STATED EXERCISE: The data must be returned in full and exactly as given.

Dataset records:
<<<<

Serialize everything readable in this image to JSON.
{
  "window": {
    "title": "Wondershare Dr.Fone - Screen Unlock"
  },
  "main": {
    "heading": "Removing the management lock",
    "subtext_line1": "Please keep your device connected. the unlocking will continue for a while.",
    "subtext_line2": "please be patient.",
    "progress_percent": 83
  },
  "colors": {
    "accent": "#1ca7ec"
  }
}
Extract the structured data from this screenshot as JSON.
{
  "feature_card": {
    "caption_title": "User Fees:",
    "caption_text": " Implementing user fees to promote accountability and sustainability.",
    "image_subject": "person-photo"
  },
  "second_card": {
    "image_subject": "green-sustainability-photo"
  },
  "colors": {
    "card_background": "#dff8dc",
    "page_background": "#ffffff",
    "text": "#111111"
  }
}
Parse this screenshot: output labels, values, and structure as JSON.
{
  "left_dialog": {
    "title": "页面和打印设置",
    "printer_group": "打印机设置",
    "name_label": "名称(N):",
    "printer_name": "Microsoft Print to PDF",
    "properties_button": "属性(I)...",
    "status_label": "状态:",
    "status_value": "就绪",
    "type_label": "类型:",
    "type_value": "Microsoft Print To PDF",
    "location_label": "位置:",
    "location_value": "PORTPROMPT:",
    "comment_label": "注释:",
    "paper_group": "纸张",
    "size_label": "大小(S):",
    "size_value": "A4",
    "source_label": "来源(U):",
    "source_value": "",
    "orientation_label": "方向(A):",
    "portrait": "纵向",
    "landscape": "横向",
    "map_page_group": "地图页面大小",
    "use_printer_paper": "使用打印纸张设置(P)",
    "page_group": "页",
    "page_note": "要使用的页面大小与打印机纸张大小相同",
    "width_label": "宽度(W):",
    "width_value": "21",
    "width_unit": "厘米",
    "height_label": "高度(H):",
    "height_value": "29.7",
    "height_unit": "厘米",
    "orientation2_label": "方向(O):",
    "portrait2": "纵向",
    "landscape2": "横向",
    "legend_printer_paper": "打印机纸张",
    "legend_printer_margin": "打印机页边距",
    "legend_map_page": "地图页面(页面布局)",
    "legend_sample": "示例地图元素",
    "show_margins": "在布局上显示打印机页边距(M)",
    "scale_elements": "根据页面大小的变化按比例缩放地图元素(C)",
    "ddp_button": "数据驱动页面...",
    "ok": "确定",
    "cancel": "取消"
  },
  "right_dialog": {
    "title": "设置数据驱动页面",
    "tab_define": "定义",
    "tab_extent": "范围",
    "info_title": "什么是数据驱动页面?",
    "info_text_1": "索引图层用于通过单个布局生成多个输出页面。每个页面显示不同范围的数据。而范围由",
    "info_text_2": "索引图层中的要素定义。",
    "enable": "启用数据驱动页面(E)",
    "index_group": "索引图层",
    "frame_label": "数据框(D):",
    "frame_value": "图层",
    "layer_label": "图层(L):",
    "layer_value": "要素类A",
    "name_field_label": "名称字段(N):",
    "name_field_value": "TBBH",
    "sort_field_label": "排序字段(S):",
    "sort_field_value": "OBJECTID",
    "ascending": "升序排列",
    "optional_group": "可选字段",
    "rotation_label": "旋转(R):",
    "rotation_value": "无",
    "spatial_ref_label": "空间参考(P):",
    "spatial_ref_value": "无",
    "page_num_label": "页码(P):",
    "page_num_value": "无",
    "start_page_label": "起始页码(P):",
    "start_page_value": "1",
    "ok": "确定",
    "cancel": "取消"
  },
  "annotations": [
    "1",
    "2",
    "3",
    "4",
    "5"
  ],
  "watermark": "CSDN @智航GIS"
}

>>>>

SOLUTION TO THIS TASK:
Serialize everything readable in this image to JSON.
{
  "window": {
    "title": "Wondershare Dr.Fone - Screen Unlock"
  },
  "main": {
    "heading": "Removing the management lock",
    "subtext_line1": "Please keep your device connected. the unlocking will continue for a while.",
    "subtext_line2": "please be patient.",
    "progress_percent": 83
  },
  "colors": {
    "accent": "#1ca7ec"
  }
}
Extract the structured data from this screenshot as JSON.
{
  "feature_card": {
    "caption_title": "User Fees:",
    "caption_text": " Implementing user fees to promote accountability and sustainability.",
    "image_subject": "person-photo"
  },
  "second_card": {
    "image_subject": "green-sustainability-photo"
  },
  "colors": {
    "card_background": "#dff8dc",
    "page_background": "#ffffff",
    "text": "#111111"
  }
}
Parse this screenshot: output labels, values, and structure as JSON.
{
  "left_dialog": {
    "title": "页面和打印设置",
    "printer_group": "打印机设置",
    "name_label": "名称(N):",
    "printer_name": "Microsoft Print to PDF",
    "properties_button": "属性(I)...",
    "status_label": "状态:",
    "status_value": "就绪",
    "type_label": "类型:",
    "type_value": "Microsoft Print To PDF",
    "location_label": "位置:",
    "location_value": "PORTPROMPT:",
    "comment_label": "注释:",
    "paper_group": "纸张",
    "size_label": "大小(S):",
    "size_value": "A4",
    "source_label": "来源(U):",
    "source_value": "",
    "orientation_label": "方向(A):",
    "portrait": "纵向",
    "landscape": "横向",
    "map_page_group": "地图页面大小",
    "use_printer_paper": "使用打印纸张设置(P)",
    "page_group": "页",
    "page_note": "要使用的页面大小与打印机纸张大小相同",
    "width_label": "宽度(W):",
    "width_value": "21",
    "width_unit": "厘米",
    "height_label": "高度(H):",
    "height_value": "29.7",
    "height_unit": "厘米",
    "orientation2_label": "方向(O):",
    "portrait2": "纵向",
    "landscape2": "横向",
    "legend_printer_paper": "打印机纸张",
    "legend_printer_margin": "打印机页边距",
    "legend_map_page": "地图页面(页面布局)",
    "legend_sample": "示例地图元素",
    "show_margins": "在布局上显示打印机页边距(M)",
    "scale_elements": "根据页面大小的变化按比例缩放地图元素(C)",
    "ddp_button": "数据驱动页面...",
    "ok": "确定",
    "cancel": "取消"
  },
  "right_dialog": {
    "title": "设置数据驱动页面",
    "tab_define": "定义",
    "tab_extent": "范围",
    "info_title": "什么是数据驱动页面?",
    "info_text_1": "索引图层用于通过单个布局生成多个输出页面。每个页面显示不同范围的数据。而范围由",
    "info_text_2": "索引图层中的要素定义。",
    "enable": "启用数据驱动页面(E)",
    "index_group": "索引图层",
    "frame_label": "数据框(D):",
    "frame_value": "图层",
    "layer_label": "图层(L):",
    "layer_value": "要素类A",
    "name_field_label": "名称字段(N):",
    "name_field_value": "TBBH",
    "sort_field_label": "排序字段(S):",
    "sort_field_value": "OBJECTID",
    "ascending": "升序排列",
    "optional_group": "可选字段",
    "rotation_label": "旋转(R):",
    "rotation_value": "无",
    "spatial_ref_label": "空间参考(P):",
    "spatial_ref_value": "无",
    "page_num_label": "页码(P):",
    "page_num_value": "无",
    "start_page_label": "起始页码(P):",
    "start_page_value": "1",
    "ok": "确定",
    "cancel": "取消"
  },
  "annotations": [
    "1",
    "2",
    "3",
    "4",
    "5"
  ],
  "watermark": "CSDN @智航GIS"
}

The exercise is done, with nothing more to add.